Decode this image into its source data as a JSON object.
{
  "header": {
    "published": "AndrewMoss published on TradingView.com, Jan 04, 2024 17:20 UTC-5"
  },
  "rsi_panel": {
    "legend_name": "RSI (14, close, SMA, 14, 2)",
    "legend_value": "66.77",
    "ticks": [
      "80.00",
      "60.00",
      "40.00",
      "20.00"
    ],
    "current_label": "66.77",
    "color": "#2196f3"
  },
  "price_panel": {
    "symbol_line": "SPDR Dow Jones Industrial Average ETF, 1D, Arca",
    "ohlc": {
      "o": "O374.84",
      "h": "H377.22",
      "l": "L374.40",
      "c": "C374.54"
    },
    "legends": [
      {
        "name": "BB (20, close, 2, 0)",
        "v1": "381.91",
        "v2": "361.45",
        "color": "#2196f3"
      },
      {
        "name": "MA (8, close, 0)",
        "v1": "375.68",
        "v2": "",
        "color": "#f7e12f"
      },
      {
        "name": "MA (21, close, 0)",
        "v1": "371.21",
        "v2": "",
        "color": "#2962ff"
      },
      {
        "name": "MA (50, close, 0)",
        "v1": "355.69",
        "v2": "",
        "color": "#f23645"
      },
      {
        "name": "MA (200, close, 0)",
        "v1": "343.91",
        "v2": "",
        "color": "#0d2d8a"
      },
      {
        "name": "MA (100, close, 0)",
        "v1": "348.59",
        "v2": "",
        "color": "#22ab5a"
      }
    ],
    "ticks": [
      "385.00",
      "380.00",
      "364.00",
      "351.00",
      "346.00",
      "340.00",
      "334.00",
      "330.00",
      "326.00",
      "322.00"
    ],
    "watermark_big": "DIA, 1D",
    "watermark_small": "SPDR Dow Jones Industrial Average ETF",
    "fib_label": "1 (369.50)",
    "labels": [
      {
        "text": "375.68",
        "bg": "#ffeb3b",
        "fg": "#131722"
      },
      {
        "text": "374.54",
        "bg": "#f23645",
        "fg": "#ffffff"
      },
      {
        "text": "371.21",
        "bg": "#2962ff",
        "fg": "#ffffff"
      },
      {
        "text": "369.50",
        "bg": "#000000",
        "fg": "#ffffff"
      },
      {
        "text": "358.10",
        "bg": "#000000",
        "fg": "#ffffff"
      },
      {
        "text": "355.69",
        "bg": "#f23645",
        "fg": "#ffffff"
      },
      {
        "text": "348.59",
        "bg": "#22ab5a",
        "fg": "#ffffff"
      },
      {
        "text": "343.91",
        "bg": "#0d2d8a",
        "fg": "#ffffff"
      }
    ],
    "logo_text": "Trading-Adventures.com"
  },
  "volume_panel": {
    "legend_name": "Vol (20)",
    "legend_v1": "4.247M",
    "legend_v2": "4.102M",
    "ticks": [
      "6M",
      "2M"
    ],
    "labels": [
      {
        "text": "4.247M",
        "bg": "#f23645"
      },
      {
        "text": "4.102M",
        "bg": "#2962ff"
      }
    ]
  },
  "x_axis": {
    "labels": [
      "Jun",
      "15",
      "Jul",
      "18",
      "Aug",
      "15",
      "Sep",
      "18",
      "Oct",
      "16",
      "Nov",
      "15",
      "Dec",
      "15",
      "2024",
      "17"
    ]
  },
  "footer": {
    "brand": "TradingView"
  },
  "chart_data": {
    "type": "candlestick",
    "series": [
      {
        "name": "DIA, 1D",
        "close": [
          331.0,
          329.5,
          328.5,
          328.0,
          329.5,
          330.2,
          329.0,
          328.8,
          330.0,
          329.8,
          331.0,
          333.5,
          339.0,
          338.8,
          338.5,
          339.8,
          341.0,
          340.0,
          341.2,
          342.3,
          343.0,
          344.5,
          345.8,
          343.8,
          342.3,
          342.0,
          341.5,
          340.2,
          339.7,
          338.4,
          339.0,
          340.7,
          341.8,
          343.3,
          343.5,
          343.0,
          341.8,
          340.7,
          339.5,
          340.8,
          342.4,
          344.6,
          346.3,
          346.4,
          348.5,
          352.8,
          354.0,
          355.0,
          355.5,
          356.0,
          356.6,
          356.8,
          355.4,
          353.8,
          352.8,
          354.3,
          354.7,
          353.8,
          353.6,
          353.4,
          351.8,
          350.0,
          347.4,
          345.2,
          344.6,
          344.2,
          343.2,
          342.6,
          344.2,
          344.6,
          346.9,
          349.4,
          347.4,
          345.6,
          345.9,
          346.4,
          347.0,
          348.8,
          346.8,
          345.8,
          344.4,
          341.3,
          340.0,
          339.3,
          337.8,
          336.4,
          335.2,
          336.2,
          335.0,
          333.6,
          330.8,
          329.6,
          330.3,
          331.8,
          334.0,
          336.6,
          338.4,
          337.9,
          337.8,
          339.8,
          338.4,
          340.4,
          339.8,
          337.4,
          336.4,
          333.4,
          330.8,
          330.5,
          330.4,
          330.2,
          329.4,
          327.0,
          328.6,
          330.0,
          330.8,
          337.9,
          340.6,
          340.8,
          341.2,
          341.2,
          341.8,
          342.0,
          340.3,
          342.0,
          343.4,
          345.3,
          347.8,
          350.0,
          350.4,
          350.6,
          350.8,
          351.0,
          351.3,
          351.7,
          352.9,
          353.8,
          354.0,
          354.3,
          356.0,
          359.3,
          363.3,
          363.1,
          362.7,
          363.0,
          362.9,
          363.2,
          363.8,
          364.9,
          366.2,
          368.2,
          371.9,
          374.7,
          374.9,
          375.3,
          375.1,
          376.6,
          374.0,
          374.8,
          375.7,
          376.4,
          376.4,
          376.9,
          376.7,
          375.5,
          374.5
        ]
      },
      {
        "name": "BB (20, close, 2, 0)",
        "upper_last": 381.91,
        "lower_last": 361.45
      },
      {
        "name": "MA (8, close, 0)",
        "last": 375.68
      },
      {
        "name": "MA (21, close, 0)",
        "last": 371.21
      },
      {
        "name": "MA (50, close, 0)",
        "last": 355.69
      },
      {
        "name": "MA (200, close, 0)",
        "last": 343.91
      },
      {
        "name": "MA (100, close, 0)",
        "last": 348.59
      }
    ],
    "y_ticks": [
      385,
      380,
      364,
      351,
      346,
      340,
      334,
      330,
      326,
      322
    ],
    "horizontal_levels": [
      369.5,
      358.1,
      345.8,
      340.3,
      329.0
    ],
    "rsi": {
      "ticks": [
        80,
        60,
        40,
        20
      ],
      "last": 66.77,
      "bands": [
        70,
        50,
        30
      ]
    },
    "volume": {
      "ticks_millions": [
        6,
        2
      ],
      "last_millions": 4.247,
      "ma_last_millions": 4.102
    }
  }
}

┄┄┄┄┄┄┄┄┄┄

Task objective —
Output nothing but the number of lines in the data containing the string "Average".

Written solution —
2